### Data rows ###

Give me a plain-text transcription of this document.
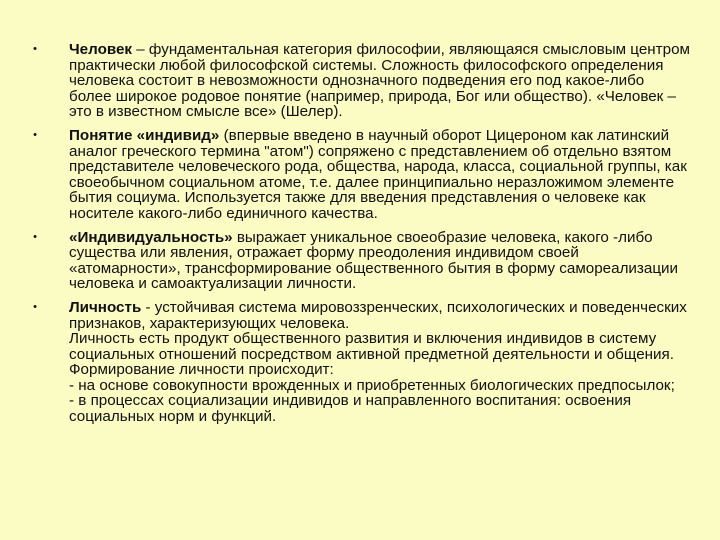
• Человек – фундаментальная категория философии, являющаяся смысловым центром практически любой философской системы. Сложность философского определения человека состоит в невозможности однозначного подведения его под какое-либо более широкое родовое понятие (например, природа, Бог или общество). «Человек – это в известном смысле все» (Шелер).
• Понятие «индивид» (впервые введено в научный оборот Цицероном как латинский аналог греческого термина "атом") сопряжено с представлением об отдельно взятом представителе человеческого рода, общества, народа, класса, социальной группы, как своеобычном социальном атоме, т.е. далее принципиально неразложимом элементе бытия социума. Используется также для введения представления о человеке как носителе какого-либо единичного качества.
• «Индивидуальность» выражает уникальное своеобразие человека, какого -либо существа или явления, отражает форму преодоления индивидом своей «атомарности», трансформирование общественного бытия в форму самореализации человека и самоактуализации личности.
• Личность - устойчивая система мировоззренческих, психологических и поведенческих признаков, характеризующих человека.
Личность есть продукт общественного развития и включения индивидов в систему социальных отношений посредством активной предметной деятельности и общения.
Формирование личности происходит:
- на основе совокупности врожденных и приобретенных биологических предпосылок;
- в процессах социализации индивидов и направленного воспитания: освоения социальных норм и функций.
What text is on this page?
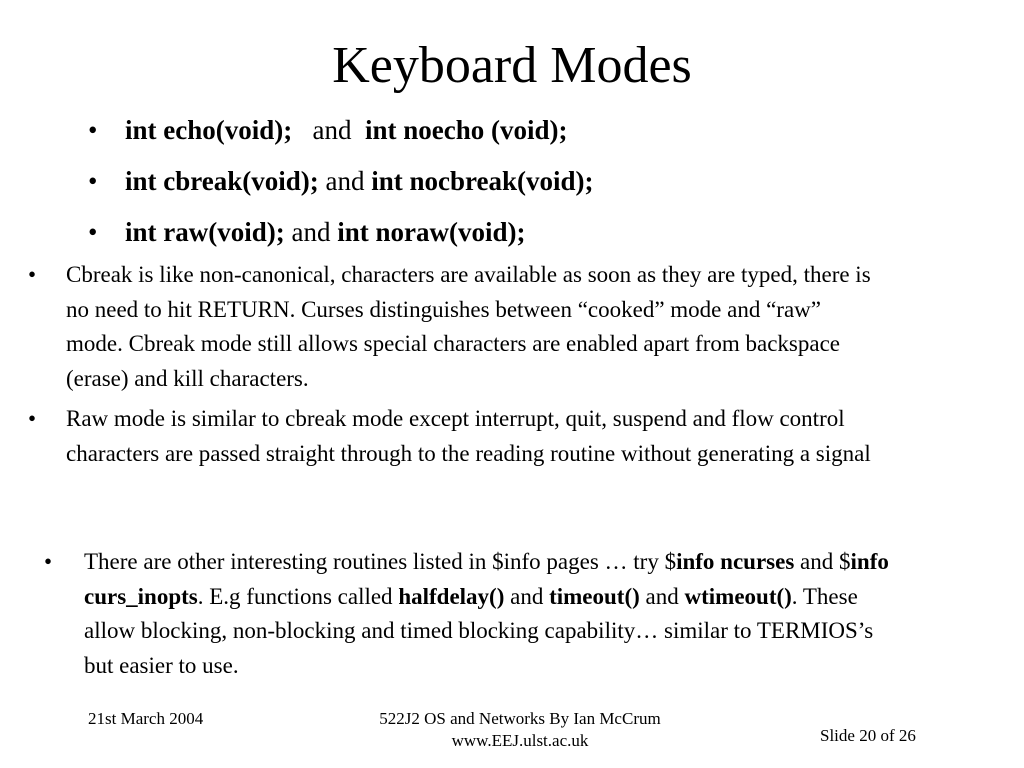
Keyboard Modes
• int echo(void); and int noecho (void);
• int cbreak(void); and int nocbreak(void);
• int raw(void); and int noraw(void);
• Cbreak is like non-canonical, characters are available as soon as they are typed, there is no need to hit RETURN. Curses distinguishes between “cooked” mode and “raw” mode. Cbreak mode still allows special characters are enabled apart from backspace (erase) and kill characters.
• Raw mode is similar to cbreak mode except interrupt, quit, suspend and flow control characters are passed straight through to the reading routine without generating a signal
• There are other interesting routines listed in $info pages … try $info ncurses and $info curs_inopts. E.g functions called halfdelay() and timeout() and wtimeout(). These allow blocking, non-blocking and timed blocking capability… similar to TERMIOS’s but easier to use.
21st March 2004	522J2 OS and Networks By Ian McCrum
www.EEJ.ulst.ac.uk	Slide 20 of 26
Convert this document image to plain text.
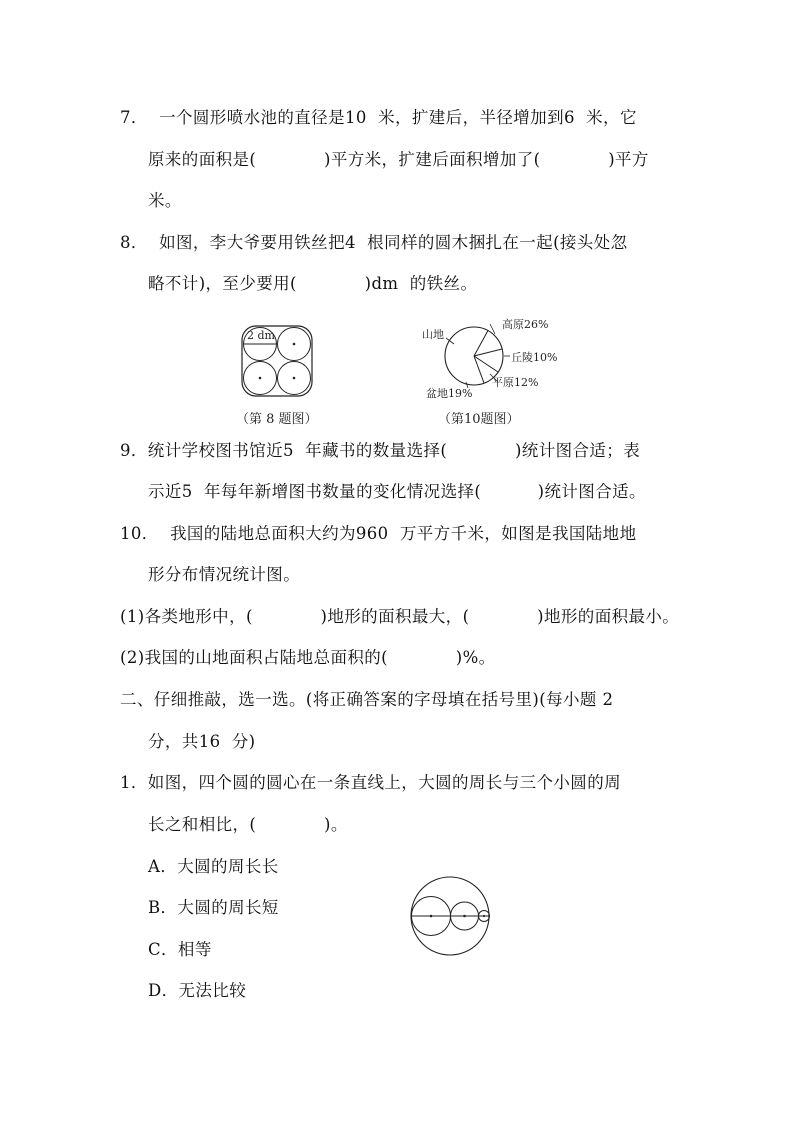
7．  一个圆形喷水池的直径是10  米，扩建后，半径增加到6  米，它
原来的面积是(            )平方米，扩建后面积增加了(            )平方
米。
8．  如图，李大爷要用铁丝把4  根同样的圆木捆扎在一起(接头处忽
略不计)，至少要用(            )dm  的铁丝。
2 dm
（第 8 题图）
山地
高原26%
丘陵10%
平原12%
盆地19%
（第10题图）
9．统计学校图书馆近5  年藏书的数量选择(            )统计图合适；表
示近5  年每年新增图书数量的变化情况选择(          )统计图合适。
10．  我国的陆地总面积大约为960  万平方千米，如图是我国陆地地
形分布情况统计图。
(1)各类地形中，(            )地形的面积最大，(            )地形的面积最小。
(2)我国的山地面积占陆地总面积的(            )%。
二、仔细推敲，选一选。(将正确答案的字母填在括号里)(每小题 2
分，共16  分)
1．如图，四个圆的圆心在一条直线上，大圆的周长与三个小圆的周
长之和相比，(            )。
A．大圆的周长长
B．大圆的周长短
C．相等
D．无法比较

###

Your task is to repeat exactly the lines from the one containing "Convert this document image to plain text." through the end of the material, both included, and only those, without pictures.

> Answer below:
Convert this document image to plain text.
7．  一个圆形喷水池的直径是10  米，扩建后，半径增加到6  米，它
原来的面积是(            )平方米，扩建后面积增加了(            )平方
米。
8．  如图，李大爷要用铁丝把4  根同样的圆木捆扎在一起(接头处忽
略不计)，至少要用(            )dm  的铁丝。
2 dm
（第 8 题图）
山地
高原26%
丘陵10%
平原12%
盆地19%
（第10题图）
9．统计学校图书馆近5  年藏书的数量选择(            )统计图合适；表
示近5  年每年新增图书数量的变化情况选择(          )统计图合适。
10．  我国的陆地总面积大约为960  万平方千米，如图是我国陆地地
形分布情况统计图。
(1)各类地形中，(            )地形的面积最大，(            )地形的面积最小。
(2)我国的山地面积占陆地总面积的(            )%。
二、仔细推敲，选一选。(将正确答案的字母填在括号里)(每小题 2
分，共16  分)
1．如图，四个圆的圆心在一条直线上，大圆的周长与三个小圆的周
长之和相比，(            )。
A．大圆的周长长
B．大圆的周长短
C．相等
D．无法比较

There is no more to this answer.